■ Required work ■
Gather every line of the entries that includes the word "cramps".

■ Dataset records ■
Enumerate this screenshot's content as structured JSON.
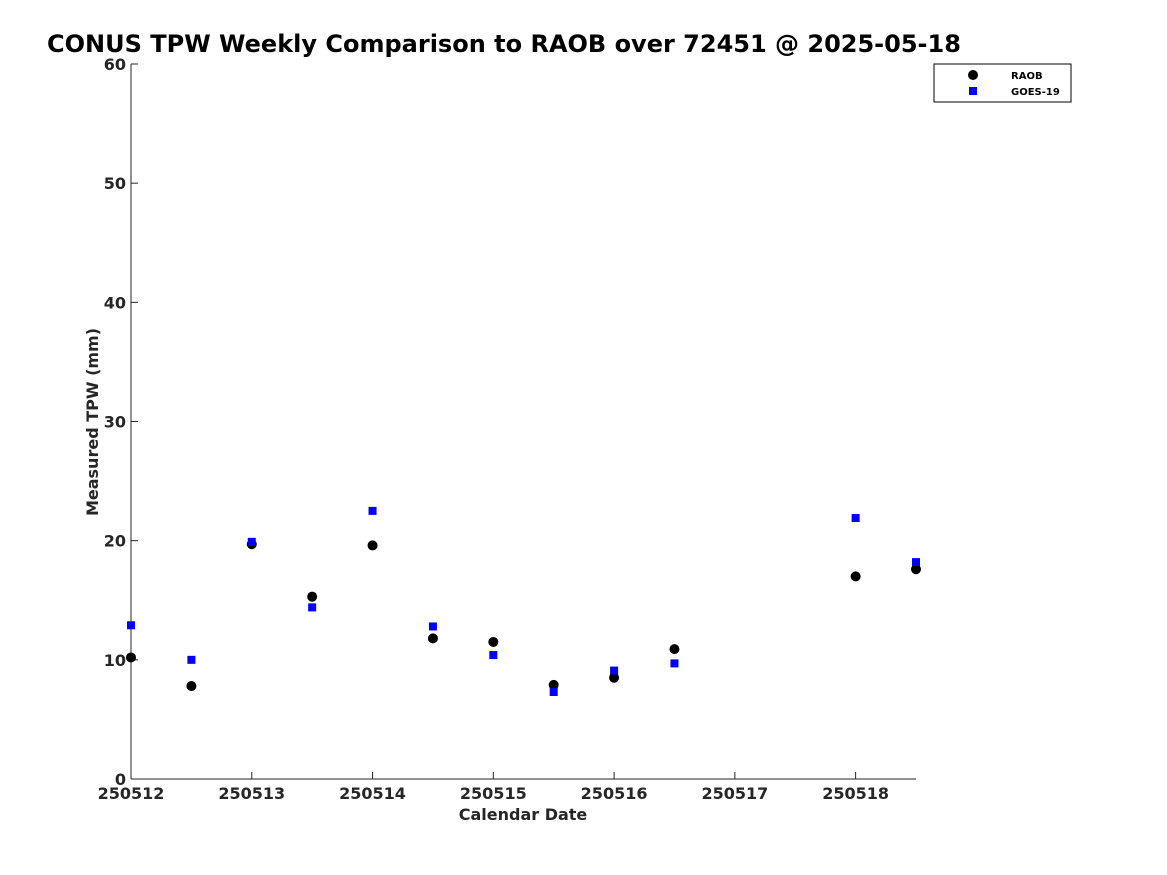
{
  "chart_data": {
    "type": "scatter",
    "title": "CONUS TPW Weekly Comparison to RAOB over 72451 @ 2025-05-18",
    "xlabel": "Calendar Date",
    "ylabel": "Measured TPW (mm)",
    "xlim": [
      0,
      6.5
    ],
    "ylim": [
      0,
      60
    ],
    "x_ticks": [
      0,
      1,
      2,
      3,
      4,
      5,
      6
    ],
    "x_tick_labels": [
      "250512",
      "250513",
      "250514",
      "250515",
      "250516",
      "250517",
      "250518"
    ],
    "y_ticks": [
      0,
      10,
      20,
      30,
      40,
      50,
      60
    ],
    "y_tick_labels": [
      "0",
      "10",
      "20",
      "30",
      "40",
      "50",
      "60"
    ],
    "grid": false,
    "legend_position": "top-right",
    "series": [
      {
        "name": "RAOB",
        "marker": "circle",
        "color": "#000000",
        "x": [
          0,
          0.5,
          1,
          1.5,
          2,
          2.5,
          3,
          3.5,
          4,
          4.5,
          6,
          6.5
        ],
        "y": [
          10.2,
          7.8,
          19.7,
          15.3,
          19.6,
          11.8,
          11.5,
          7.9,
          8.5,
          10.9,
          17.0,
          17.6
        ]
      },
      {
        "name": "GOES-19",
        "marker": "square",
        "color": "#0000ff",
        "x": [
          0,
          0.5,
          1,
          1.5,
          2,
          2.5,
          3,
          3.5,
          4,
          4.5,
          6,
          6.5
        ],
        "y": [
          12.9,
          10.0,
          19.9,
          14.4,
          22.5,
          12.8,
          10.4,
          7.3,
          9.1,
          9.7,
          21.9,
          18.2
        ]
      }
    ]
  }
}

...

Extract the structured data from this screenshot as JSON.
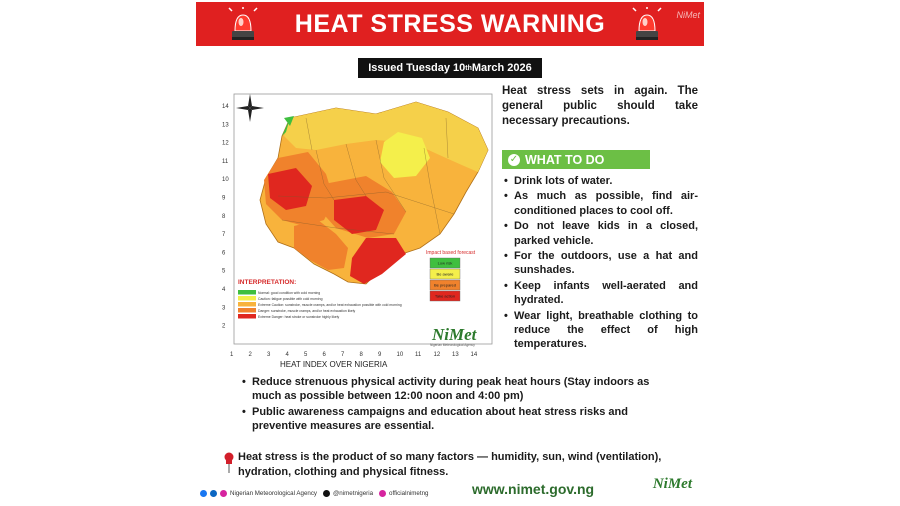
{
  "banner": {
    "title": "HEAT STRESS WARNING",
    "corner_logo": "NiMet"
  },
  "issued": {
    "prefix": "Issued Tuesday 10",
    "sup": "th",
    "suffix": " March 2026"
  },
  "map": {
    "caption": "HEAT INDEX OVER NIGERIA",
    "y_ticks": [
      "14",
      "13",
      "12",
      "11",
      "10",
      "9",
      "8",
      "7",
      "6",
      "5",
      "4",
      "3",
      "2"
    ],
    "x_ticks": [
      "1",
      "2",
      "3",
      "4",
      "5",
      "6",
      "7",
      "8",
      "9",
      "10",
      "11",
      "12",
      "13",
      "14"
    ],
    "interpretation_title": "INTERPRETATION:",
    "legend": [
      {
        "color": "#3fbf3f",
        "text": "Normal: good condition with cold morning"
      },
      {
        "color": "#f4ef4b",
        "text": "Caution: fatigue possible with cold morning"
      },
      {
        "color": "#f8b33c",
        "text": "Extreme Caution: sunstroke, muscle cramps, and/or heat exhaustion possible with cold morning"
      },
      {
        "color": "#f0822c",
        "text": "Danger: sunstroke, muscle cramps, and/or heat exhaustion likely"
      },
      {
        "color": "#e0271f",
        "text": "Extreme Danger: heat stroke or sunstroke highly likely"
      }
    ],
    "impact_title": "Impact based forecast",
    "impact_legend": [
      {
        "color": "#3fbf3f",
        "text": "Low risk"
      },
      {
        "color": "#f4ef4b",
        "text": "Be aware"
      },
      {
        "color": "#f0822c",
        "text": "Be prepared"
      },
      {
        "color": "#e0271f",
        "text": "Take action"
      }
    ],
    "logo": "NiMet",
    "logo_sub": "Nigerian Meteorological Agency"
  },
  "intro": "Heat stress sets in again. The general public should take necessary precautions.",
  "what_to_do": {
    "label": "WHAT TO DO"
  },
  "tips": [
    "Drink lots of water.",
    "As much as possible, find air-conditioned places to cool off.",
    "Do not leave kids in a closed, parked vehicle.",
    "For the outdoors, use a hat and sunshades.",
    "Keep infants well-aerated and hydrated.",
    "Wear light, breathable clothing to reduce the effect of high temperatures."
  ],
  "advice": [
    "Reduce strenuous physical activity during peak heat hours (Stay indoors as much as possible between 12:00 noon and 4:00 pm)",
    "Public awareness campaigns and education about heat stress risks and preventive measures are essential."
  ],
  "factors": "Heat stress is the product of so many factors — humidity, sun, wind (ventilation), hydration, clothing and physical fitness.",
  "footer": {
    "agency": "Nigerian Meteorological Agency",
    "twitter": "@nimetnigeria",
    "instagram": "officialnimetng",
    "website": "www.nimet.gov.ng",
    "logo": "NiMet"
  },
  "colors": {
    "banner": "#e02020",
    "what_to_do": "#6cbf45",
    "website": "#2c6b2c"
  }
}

--

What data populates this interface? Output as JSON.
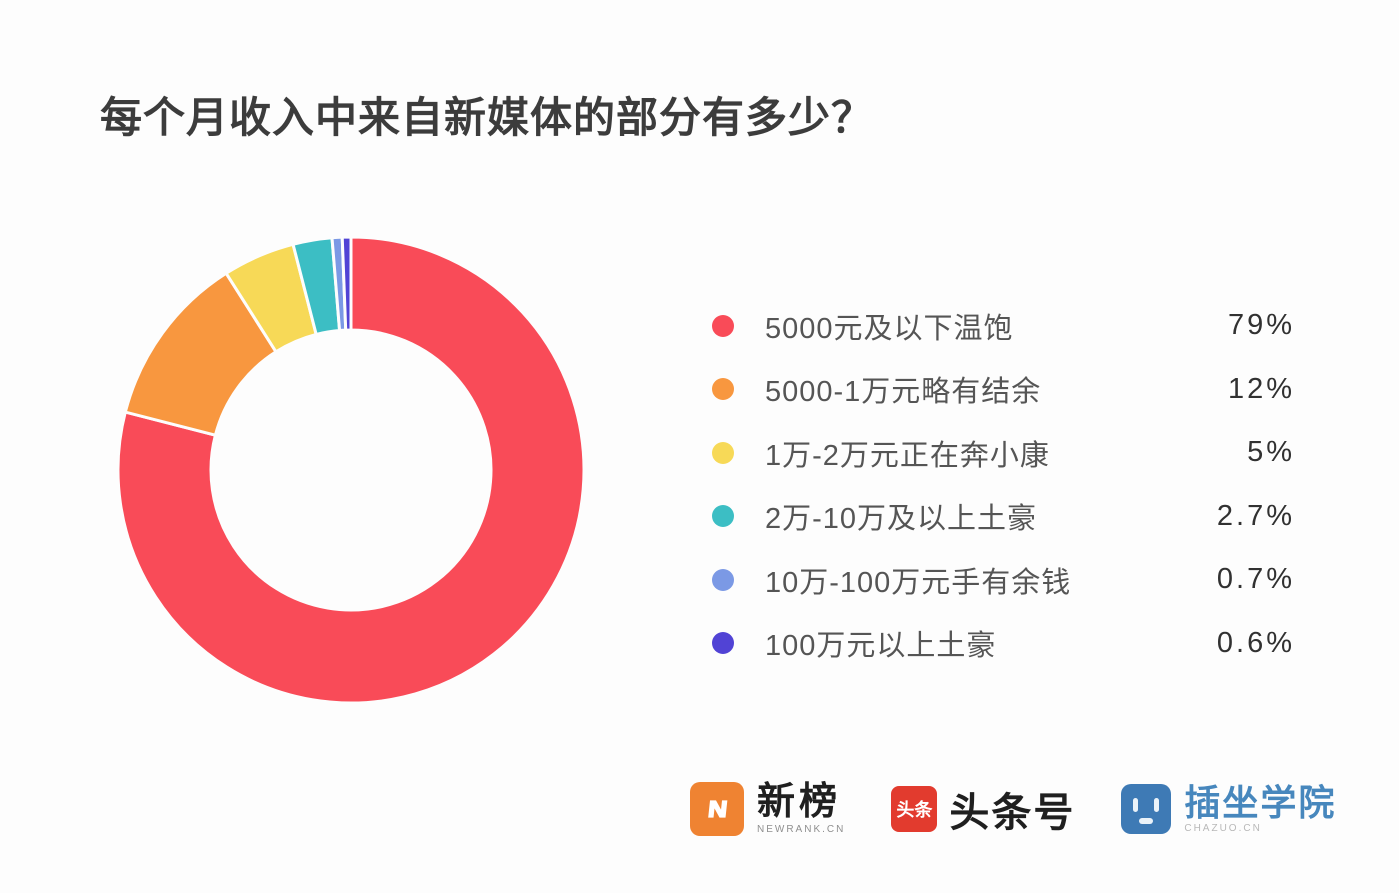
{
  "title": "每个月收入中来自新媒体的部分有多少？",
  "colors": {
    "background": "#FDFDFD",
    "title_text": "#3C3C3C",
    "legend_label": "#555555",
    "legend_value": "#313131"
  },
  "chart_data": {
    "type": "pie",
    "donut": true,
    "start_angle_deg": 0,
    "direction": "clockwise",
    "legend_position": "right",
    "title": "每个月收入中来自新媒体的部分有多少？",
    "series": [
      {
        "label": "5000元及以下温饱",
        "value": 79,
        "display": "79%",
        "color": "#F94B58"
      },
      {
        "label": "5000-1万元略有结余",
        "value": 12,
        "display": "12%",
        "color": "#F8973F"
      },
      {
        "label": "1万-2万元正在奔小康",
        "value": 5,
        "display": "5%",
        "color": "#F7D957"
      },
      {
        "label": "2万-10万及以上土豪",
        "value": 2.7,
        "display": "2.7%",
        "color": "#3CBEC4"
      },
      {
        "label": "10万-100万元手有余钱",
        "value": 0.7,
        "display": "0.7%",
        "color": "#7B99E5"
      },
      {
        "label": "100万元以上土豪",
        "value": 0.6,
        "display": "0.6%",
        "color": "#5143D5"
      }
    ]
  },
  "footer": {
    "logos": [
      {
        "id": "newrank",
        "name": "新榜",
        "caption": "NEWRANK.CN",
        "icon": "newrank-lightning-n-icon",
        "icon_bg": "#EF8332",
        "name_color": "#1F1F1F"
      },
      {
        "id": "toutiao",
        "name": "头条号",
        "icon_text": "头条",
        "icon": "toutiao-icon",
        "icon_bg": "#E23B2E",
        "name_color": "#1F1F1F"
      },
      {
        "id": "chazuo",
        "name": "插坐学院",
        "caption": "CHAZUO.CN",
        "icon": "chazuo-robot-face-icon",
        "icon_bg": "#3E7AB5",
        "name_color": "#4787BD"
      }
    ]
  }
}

■ Result below ■
        "text": "Extreme Caution: sunstroke, muscle cramps, and/or heat exhaustion possible with cold morning"
        "text": "Danger: sunstroke, muscle cramps, and/or heat exhaustion likely"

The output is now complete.